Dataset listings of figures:
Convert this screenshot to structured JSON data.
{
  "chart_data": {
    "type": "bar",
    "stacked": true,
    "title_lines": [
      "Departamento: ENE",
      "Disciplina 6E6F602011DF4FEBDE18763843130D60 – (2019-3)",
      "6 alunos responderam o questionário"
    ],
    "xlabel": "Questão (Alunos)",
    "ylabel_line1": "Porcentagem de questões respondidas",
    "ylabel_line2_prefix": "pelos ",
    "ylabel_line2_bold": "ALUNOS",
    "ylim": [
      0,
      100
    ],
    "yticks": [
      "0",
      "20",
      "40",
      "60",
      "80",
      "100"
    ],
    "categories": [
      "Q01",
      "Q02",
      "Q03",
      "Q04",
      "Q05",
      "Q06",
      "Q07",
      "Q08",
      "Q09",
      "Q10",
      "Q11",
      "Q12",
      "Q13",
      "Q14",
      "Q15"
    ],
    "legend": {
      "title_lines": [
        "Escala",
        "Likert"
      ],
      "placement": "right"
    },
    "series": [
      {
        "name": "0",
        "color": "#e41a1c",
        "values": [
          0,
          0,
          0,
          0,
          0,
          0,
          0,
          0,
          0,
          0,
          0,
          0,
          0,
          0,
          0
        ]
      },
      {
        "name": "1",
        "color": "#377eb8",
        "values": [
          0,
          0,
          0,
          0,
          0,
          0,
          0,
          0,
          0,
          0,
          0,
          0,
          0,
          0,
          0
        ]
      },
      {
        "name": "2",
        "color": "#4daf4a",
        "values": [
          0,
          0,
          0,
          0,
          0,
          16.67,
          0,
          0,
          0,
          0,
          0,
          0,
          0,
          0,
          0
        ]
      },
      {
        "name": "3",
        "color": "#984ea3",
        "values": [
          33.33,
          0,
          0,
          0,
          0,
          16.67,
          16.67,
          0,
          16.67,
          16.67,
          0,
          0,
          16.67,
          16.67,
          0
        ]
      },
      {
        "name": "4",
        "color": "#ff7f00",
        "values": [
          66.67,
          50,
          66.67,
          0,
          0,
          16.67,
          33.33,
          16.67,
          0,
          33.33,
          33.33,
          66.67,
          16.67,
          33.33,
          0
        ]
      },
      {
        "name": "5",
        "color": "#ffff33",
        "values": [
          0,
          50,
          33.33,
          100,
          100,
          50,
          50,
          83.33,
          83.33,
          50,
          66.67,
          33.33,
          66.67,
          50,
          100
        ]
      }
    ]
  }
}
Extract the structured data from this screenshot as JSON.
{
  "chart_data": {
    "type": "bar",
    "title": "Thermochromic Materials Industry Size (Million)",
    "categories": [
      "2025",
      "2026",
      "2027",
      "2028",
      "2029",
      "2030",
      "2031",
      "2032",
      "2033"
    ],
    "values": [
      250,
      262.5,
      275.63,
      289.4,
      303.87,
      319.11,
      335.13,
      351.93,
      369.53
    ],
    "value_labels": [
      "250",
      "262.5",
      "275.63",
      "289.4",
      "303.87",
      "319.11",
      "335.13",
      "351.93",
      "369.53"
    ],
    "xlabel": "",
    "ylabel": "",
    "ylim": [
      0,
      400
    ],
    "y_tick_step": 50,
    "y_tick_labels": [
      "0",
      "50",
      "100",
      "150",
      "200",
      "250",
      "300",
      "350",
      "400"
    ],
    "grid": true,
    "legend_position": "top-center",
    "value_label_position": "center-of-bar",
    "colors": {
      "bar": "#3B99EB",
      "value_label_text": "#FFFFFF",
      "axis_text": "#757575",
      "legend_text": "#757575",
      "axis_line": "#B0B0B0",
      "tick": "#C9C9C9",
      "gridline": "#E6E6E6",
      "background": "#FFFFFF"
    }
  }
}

** TASK DETAILS **
Output all of the material exactly as written.

** REPLY TO THE EXERCISE **
Convert this screenshot to structured JSON data.
{
  "chart_data": {
    "type": "bar",
    "stacked": true,
    "title_lines": [
      "Departamento: ENE",
      "Disciplina 6E6F602011DF4FEBDE18763843130D60 – (2019-3)",
      "6 alunos responderam o questionário"
    ],
    "xlabel": "Questão (Alunos)",
    "ylabel_line1": "Porcentagem de questões respondidas",
    "ylabel_line2_prefix": "pelos ",
    "ylabel_line2_bold": "ALUNOS",
    "ylim": [
      0,
      100
    ],
    "yticks": [
      "0",
      "20",
      "40",
      "60",
      "80",
      "100"
    ],
    "categories": [
      "Q01",
      "Q02",
      "Q03",
      "Q04",
      "Q05",
      "Q06",
      "Q07",
      "Q08",
      "Q09",
      "Q10",
      "Q11",
      "Q12",
      "Q13",
      "Q14",
      "Q15"
    ],
    "legend": {
      "title_lines": [
        "Escala",
        "Likert"
      ],
      "placement": "right"
    },
    "series": [
      {
        "name": "0",
        "color": "#e41a1c",
        "values": [
          0,
          0,
          0,
          0,
          0,
          0,
          0,
          0,
          0,
          0,
          0,
          0,
          0,
          0,
          0
        ]
      },
      {
        "name": "1",
        "color": "#377eb8",
        "values": [
          0,
          0,
          0,
          0,
          0,
          0,
          0,
          0,
          0,
          0,
          0,
          0,
          0,
          0,
          0
        ]
      },
      {
        "name": "2",
        "color": "#4daf4a",
        "values": [
          0,
          0,
          0,
          0,
          0,
          16.67,
          0,
          0,
          0,
          0,
          0,
          0,
          0,
          0,
          0
        ]
      },
      {
        "name": "3",
        "color": "#984ea3",
        "values": [
          33.33,
          0,
          0,
          0,
          0,
          16.67,
          16.67,
          0,
          16.67,
          16.67,
          0,
          0,
          16.67,
          16.67,
          0
        ]
      },
      {
        "name": "4",
        "color": "#ff7f00",
        "values": [
          66.67,
          50,
          66.67,
          0,
          0,
          16.67,
          33.33,
          16.67,
          0,
          33.33,
          33.33,
          66.67,
          16.67,
          33.33,
          0
        ]
      },
      {
        "name": "5",
        "color": "#ffff33",
        "values": [
          0,
          50,
          33.33,
          100,
          100,
          50,
          50,
          83.33,
          83.33,
          50,
          66.67,
          33.33,
          66.67,
          50,
          100
        ]
      }
    ]
  }
}
Extract the structured data from this screenshot as JSON.
{
  "chart_data": {
    "type": "bar",
    "title": "Thermochromic Materials Industry Size (Million)",
    "categories": [
      "2025",
      "2026",
      "2027",
      "2028",
      "2029",
      "2030",
      "2031",
      "2032",
      "2033"
    ],
    "values": [
      250,
      262.5,
      275.63,
      289.4,
      303.87,
      319.11,
      335.13,
      351.93,
      369.53
    ],
    "value_labels": [
      "250",
      "262.5",
      "275.63",
      "289.4",
      "303.87",
      "319.11",
      "335.13",
      "351.93",
      "369.53"
    ],
    "xlabel": "",
    "ylabel": "",
    "ylim": [
      0,
      400
    ],
    "y_tick_step": 50,
    "y_tick_labels": [
      "0",
      "50",
      "100",
      "150",
      "200",
      "250",
      "300",
      "350",
      "400"
    ],
    "grid": true,
    "legend_position": "top-center",
    "value_label_position": "center-of-bar",
    "colors": {
      "bar": "#3B99EB",
      "value_label_text": "#FFFFFF",
      "axis_text": "#757575",
      "legend_text": "#757575",
      "axis_line": "#B0B0B0",
      "tick": "#C9C9C9",
      "gridline": "#E6E6E6",
      "background": "#FFFFFF"
    }
  }
}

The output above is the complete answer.